EXERCISE DIRECTIONS: Extract every line that contains the string "docx".

Collected data:
####################
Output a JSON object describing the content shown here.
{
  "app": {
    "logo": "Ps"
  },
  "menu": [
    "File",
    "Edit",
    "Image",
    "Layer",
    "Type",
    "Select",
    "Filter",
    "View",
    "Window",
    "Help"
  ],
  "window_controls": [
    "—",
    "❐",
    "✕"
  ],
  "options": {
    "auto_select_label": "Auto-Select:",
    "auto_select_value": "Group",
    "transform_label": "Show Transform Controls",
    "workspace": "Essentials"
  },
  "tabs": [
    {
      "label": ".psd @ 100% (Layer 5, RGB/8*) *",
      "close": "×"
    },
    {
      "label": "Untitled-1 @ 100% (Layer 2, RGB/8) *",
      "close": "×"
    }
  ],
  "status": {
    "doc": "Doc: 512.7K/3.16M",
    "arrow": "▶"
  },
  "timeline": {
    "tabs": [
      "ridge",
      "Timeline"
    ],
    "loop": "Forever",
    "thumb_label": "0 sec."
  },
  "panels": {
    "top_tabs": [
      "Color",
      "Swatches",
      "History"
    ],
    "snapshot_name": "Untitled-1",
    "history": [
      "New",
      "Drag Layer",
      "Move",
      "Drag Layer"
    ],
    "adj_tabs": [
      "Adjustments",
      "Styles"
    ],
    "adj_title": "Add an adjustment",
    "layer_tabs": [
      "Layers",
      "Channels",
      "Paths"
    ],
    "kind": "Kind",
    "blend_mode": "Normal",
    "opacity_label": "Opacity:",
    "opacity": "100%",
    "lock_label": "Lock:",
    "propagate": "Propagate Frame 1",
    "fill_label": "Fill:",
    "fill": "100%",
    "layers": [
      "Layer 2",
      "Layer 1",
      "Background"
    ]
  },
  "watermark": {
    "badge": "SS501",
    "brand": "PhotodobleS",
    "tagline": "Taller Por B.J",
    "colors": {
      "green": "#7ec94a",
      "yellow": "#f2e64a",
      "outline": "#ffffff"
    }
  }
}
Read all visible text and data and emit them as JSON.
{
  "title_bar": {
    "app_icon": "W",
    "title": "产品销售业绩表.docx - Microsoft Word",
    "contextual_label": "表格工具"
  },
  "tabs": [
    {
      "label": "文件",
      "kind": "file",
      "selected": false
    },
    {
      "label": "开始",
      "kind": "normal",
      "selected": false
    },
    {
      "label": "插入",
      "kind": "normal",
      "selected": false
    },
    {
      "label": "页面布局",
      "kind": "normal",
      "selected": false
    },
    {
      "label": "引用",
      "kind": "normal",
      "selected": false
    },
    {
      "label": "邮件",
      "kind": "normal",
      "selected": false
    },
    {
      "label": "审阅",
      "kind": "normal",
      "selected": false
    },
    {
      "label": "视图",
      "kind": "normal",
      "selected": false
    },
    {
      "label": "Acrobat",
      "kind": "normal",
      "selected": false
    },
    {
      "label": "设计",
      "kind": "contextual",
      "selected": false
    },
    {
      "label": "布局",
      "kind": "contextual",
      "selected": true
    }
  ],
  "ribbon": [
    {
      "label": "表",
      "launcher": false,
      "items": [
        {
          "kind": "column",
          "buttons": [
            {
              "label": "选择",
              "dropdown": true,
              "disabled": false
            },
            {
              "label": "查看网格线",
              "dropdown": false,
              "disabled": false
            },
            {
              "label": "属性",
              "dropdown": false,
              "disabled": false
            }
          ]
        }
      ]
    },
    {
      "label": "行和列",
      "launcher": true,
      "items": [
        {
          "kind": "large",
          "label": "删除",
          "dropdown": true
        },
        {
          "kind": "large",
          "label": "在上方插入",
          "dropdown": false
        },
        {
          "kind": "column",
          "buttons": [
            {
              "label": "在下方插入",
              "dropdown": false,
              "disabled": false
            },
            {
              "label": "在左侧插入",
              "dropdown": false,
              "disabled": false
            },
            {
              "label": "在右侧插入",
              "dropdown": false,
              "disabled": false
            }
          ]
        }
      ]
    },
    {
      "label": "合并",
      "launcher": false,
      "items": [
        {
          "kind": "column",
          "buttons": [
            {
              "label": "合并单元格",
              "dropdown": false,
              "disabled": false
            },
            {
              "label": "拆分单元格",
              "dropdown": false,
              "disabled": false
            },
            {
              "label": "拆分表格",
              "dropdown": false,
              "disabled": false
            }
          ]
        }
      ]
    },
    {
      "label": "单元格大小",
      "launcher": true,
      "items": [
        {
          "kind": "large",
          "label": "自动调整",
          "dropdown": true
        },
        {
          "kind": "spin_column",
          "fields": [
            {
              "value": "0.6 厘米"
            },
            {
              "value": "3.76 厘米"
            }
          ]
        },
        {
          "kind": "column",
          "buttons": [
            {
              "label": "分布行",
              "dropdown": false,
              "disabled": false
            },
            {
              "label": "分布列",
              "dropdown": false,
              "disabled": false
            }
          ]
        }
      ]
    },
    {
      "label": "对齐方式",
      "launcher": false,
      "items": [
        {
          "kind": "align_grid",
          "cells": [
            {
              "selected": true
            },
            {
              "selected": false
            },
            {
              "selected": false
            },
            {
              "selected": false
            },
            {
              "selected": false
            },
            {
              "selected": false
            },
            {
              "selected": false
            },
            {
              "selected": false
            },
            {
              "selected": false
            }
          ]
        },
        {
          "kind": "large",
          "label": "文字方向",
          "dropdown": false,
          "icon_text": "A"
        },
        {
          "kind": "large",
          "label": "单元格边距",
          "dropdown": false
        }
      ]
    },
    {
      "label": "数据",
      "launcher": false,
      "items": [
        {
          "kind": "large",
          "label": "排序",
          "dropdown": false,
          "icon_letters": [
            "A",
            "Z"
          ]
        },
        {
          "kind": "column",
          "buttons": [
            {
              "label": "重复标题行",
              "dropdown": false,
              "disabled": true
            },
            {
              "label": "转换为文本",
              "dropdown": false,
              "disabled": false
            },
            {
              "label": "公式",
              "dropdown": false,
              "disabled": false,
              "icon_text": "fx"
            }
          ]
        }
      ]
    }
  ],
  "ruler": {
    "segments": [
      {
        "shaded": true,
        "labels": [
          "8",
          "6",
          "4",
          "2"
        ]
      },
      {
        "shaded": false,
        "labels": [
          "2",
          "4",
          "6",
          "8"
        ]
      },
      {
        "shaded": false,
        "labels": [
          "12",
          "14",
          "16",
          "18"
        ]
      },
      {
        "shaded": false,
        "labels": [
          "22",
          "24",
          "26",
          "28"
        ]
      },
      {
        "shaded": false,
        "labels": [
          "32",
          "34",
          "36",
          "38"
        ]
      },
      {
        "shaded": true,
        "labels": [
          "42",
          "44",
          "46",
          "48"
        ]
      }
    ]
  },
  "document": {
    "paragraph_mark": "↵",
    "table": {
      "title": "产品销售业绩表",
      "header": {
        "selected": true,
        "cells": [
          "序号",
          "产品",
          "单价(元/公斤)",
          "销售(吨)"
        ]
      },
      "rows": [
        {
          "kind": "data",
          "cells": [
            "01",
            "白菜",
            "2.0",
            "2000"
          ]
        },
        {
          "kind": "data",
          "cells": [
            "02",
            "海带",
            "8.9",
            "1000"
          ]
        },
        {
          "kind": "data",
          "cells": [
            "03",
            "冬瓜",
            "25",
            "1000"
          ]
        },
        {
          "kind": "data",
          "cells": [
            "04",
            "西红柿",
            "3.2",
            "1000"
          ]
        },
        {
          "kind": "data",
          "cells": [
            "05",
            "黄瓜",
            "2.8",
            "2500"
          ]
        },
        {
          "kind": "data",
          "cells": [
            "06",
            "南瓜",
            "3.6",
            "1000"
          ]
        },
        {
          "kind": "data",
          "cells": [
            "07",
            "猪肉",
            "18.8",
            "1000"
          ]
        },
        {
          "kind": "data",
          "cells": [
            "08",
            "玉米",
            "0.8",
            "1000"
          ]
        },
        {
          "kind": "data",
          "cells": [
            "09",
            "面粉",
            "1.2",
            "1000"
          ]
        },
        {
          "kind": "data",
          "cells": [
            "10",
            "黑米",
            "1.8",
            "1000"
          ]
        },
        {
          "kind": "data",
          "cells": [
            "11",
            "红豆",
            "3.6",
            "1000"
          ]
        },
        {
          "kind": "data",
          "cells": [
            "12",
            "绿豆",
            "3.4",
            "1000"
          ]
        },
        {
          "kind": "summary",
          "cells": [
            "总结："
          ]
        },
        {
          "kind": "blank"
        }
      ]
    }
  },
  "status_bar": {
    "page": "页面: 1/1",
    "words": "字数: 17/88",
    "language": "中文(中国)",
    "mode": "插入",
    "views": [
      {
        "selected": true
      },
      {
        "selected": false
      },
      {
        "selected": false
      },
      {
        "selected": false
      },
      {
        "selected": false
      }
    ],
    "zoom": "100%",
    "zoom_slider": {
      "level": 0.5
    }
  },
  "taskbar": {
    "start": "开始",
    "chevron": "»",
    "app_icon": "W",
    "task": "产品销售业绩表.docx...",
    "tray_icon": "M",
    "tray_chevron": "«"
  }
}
####################
ANSWER TO THE TASK:
    "title": "产品销售业绩表.docx - Microsoft Word",
    "task": "产品销售业绩表.docx...",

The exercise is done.